What you need to do: Transcribe the listing below word for word.

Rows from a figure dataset
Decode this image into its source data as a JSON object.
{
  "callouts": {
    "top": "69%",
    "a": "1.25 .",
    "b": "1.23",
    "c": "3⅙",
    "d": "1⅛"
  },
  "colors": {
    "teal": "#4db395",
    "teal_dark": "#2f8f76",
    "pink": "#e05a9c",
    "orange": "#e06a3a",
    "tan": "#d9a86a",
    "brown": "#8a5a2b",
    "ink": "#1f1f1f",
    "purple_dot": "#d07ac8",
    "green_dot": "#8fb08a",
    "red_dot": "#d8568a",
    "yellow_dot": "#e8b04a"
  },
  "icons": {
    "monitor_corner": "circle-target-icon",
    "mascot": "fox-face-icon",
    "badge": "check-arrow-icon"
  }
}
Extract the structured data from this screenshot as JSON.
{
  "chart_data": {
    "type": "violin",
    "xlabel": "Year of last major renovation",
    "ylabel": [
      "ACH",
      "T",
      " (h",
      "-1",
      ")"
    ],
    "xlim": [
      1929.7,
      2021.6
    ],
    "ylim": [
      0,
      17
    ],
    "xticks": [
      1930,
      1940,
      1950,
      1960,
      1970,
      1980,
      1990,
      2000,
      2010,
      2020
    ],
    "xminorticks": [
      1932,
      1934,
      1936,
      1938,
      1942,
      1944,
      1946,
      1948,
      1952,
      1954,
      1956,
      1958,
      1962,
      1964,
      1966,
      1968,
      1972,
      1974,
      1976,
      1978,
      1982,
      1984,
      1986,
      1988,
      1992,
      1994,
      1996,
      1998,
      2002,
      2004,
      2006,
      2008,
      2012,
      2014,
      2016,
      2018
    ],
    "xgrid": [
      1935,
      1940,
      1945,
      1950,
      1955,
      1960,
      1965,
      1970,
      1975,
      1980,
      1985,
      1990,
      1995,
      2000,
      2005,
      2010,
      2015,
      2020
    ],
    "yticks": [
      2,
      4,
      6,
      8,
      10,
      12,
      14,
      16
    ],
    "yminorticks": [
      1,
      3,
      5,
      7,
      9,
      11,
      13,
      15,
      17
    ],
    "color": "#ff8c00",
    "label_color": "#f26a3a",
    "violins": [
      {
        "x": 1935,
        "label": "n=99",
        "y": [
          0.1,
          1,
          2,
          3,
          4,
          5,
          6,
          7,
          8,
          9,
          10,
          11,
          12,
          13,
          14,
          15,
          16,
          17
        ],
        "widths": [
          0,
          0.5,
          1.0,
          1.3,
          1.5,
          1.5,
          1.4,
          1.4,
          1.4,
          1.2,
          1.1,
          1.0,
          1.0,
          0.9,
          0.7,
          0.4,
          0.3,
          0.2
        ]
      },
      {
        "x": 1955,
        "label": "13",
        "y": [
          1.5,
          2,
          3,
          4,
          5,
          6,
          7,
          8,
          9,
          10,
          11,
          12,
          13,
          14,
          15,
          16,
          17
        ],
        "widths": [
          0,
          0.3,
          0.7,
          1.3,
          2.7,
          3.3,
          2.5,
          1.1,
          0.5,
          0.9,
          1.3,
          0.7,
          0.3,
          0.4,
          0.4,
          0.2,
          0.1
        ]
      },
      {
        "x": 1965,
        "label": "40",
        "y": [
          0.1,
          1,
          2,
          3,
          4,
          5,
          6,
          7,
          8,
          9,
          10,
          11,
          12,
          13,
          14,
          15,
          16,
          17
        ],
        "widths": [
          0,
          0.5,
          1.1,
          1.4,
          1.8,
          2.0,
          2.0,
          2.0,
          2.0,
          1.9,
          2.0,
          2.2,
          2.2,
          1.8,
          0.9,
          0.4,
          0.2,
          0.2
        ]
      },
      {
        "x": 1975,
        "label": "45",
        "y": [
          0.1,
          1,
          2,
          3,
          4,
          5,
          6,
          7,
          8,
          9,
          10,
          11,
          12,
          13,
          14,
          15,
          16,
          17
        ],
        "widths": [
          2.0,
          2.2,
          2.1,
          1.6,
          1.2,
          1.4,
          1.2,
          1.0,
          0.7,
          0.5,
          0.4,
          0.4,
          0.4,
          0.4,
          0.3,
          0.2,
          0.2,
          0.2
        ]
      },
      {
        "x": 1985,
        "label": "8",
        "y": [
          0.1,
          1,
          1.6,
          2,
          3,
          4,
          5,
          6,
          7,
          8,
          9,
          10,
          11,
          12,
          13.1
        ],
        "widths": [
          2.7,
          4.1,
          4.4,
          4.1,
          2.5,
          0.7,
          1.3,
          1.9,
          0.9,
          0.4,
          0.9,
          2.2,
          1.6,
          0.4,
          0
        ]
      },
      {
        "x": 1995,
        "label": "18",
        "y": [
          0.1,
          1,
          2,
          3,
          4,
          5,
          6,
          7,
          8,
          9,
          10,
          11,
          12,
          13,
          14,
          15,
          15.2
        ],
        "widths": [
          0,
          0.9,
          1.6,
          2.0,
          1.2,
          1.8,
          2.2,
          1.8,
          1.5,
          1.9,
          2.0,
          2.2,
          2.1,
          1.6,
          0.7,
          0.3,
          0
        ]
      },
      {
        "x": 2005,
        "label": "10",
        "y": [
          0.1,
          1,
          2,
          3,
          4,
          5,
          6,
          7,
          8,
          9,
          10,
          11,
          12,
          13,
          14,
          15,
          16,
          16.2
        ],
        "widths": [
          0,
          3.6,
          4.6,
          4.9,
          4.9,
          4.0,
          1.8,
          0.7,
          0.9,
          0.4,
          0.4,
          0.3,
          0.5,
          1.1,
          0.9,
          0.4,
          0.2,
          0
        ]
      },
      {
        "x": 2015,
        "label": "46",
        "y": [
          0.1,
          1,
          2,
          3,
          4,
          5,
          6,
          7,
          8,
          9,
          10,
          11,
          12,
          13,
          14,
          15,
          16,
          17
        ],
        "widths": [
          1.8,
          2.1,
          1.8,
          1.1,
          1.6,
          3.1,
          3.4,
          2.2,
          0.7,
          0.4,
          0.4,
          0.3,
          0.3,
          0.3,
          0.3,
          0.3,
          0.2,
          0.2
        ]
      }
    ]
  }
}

Task output:
Decode this image into its source data as a JSON object.
{
  "callouts": {
    "top": "69%",
    "a": "1.25 .",
    "b": "1.23",
    "c": "3⅙",
    "d": "1⅛"
  },
  "colors": {
    "teal": "#4db395",
    "teal_dark": "#2f8f76",
    "pink": "#e05a9c",
    "orange": "#e06a3a",
    "tan": "#d9a86a",
    "brown": "#8a5a2b",
    "ink": "#1f1f1f",
    "purple_dot": "#d07ac8",
    "green_dot": "#8fb08a",
    "red_dot": "#d8568a",
    "yellow_dot": "#e8b04a"
  },
  "icons": {
    "monitor_corner": "circle-target-icon",
    "mascot": "fox-face-icon",
    "badge": "check-arrow-icon"
  }
}
Extract the structured data from this screenshot as JSON.
{
  "chart_data": {
    "type": "violin",
    "xlabel": "Year of last major renovation",
    "ylabel": [
      "ACH",
      "T",
      " (h",
      "-1",
      ")"
    ],
    "xlim": [
      1929.7,
      2021.6
    ],
    "ylim": [
      0,
      17
    ],
    "xticks": [
      1930,
      1940,
      1950,
      1960,
      1970,
      1980,
      1990,
      2000,
      2010,
      2020
    ],
    "xminorticks": [
      1932,
      1934,
      1936,
      1938,
      1942,
      1944,
      1946,
      1948,
      1952,
      1954,
      1956,
      1958,
      1962,
      1964,
      1966,
      1968,
      1972,
      1974,
      1976,
      1978,
      1982,
      1984,
      1986,
      1988,
      1992,
      1994,
      1996,
      1998,
      2002,
      2004,
      2006,
      2008,
      2012,
      2014,
      2016,
      2018
    ],
    "xgrid": [
      1935,
      1940,
      1945,
      1950,
      1955,
      1960,
      1965,
      1970,
      1975,
      1980,
      1985,
      1990,
      1995,
      2000,
      2005,
      2010,
      2015,
      2020
    ],
    "yticks": [
      2,
      4,
      6,
      8,
      10,
      12,
      14,
      16
    ],
    "yminorticks": [
      1,
      3,
      5,
      7,
      9,
      11,
      13,
      15,
      17
    ],
    "color": "#ff8c00",
    "label_color": "#f26a3a",
    "violins": [
      {
        "x": 1935,
        "label": "n=99",
        "y": [
          0.1,
          1,
          2,
          3,
          4,
          5,
          6,
          7,
          8,
          9,
          10,
          11,
          12,
          13,
          14,
          15,
          16,
          17
        ],
        "widths": [
          0,
          0.5,
          1.0,
          1.3,
          1.5,
          1.5,
          1.4,
          1.4,
          1.4,
          1.2,
          1.1,
          1.0,
          1.0,
          0.9,
          0.7,
          0.4,
          0.3,
          0.2
        ]
      },
      {
        "x": 1955,
        "label": "13",
        "y": [
          1.5,
          2,
          3,
          4,
          5,
          6,
          7,
          8,
          9,
          10,
          11,
          12,
          13,
          14,
          15,
          16,
          17
        ],
        "widths": [
          0,
          0.3,
          0.7,
          1.3,
          2.7,
          3.3,
          2.5,
          1.1,
          0.5,
          0.9,
          1.3,
          0.7,
          0.3,
          0.4,
          0.4,
          0.2,
          0.1
        ]
      },
      {
        "x": 1965,
        "label": "40",
        "y": [
          0.1,
          1,
          2,
          3,
          4,
          5,
          6,
          7,
          8,
          9,
          10,
          11,
          12,
          13,
          14,
          15,
          16,
          17
        ],
        "widths": [
          0,
          0.5,
          1.1,
          1.4,
          1.8,
          2.0,
          2.0,
          2.0,
          2.0,
          1.9,
          2.0,
          2.2,
          2.2,
          1.8,
          0.9,
          0.4,
          0.2,
          0.2
        ]
      },
      {
        "x": 1975,
        "label": "45",
        "y": [
          0.1,
          1,
          2,
          3,
          4,
          5,
          6,
          7,
          8,
          9,
          10,
          11,
          12,
          13,
          14,
          15,
          16,
          17
        ],
        "widths": [
          2.0,
          2.2,
          2.1,
          1.6,
          1.2,
          1.4,
          1.2,
          1.0,
          0.7,
          0.5,
          0.4,
          0.4,
          0.4,
          0.4,
          0.3,
          0.2,
          0.2,
          0.2
        ]
      },
      {
        "x": 1985,
        "label": "8",
        "y": [
          0.1,
          1,
          1.6,
          2,
          3,
          4,
          5,
          6,
          7,
          8,
          9,
          10,
          11,
          12,
          13.1
        ],
        "widths": [
          2.7,
          4.1,
          4.4,
          4.1,
          2.5,
          0.7,
          1.3,
          1.9,
          0.9,
          0.4,
          0.9,
          2.2,
          1.6,
          0.4,
          0
        ]
      },
      {
        "x": 1995,
        "label": "18",
        "y": [
          0.1,
          1,
          2,
          3,
          4,
          5,
          6,
          7,
          8,
          9,
          10,
          11,
          12,
          13,
          14,
          15,
          15.2
        ],
        "widths": [
          0,
          0.9,
          1.6,
          2.0,
          1.2,
          1.8,
          2.2,
          1.8,
          1.5,
          1.9,
          2.0,
          2.2,
          2.1,
          1.6,
          0.7,
          0.3,
          0
        ]
      },
      {
        "x": 2005,
        "label": "10",
        "y": [
          0.1,
          1,
          2,
          3,
          4,
          5,
          6,
          7,
          8,
          9,
          10,
          11,
          12,
          13,
          14,
          15,
          16,
          16.2
        ],
        "widths": [
          0,
          3.6,
          4.6,
          4.9,
          4.9,
          4.0,
          1.8,
          0.7,
          0.9,
          0.4,
          0.4,
          0.3,
          0.5,
          1.1,
          0.9,
          0.4,
          0.2,
          0
        ]
      },
      {
        "x": 2015,
        "label": "46",
        "y": [
          0.1,
          1,
          2,
          3,
          4,
          5,
          6,
          7,
          8,
          9,
          10,
          11,
          12,
          13,
          14,
          15,
          16,
          17
        ],
        "widths": [
          1.8,
          2.1,
          1.8,
          1.1,
          1.6,
          3.1,
          3.4,
          2.2,
          0.7,
          0.4,
          0.4,
          0.3,
          0.3,
          0.3,
          0.3,
          0.3,
          0.2,
          0.2
        ]
      }
    ]
  }
}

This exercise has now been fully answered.